YOUR GOAL: Return all lines below containing the word "name".

_ _ _ _ _

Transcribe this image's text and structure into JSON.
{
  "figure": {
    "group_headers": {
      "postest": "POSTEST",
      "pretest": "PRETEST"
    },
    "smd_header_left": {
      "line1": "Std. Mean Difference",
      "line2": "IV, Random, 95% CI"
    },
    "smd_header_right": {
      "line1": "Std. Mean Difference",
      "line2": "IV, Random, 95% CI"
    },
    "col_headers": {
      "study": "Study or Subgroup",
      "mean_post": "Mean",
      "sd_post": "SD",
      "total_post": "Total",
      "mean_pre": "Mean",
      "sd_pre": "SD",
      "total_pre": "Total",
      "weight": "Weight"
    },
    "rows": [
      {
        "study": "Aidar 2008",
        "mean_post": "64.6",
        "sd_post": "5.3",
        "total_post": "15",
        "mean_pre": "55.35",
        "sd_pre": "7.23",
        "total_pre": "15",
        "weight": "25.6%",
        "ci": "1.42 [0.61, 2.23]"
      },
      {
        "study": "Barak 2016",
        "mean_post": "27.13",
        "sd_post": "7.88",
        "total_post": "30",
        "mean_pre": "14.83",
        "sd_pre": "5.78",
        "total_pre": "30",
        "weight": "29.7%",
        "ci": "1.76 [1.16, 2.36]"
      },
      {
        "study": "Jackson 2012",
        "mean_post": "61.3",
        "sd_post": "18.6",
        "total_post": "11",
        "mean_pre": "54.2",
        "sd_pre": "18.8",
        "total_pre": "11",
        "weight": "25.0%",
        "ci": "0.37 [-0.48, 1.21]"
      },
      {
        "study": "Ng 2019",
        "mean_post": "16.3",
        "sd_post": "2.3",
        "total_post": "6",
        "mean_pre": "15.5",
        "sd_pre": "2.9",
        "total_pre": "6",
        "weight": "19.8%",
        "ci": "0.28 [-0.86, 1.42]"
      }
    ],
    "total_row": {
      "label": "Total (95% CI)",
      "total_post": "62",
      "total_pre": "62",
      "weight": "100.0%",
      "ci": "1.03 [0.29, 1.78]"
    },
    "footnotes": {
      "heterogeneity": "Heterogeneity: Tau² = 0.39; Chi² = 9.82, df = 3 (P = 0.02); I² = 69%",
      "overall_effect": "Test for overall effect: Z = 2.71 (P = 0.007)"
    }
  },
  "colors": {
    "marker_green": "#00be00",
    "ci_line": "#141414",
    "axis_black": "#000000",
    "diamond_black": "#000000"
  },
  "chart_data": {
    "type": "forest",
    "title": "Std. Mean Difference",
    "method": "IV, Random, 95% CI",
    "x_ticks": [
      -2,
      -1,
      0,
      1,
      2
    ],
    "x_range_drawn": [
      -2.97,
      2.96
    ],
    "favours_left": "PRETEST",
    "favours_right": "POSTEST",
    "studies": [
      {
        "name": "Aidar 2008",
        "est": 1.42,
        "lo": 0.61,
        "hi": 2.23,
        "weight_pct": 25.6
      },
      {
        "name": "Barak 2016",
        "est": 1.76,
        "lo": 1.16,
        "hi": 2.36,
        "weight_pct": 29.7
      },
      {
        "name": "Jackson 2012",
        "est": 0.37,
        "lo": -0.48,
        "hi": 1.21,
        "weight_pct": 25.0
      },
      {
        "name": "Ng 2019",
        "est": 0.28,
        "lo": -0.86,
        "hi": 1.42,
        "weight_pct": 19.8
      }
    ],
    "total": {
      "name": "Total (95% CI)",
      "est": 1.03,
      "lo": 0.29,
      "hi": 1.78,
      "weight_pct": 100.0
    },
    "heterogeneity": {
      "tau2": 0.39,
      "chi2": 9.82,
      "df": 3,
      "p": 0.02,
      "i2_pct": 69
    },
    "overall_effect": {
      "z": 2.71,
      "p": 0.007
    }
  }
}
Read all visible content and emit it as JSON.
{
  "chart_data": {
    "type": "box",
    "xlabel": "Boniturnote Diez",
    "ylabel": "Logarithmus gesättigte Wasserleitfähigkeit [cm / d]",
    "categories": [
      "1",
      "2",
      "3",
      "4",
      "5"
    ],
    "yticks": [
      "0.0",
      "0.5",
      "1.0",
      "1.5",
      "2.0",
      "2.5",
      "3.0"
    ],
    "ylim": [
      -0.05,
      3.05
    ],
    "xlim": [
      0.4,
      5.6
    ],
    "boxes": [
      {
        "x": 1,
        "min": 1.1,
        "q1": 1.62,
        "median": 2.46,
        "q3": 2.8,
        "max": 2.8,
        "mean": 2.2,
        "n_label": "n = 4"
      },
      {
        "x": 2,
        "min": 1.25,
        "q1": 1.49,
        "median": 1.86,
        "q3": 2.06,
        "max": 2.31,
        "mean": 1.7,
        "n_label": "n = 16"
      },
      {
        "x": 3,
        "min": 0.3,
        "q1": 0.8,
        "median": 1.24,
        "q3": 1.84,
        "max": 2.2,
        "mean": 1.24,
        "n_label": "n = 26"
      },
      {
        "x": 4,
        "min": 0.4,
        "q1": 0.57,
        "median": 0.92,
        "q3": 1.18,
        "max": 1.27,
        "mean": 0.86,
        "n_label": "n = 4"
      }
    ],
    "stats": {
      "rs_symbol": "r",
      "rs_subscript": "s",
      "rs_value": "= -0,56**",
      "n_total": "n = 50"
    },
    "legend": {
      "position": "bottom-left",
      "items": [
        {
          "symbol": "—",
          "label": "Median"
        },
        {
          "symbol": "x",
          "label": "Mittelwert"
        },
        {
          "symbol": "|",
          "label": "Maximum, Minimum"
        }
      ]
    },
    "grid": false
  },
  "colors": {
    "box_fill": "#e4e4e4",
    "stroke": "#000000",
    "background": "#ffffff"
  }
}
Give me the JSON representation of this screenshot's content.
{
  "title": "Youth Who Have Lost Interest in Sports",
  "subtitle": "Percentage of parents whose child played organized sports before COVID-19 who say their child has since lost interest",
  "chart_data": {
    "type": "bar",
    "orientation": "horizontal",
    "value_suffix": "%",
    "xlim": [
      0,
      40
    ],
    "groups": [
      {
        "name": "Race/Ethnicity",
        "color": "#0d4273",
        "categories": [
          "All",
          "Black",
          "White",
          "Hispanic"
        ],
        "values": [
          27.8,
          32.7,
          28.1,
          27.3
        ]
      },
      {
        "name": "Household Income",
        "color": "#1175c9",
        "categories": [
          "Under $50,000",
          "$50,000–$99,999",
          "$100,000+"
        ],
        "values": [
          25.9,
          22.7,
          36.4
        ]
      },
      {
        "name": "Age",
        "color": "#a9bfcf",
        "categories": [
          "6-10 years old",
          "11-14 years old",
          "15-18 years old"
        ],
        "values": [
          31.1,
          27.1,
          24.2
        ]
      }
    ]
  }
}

_ _ _ _ _

RESULT:
        "name": "Aidar 2008",
        "name": "Barak 2016",
        "name": "Jackson 2012",
        "name": "Ng 2019",
      "name": "Total (95% CI)",
        "name": "Race/Ethnicity",
        "name": "Household Income",
        "name": "Age",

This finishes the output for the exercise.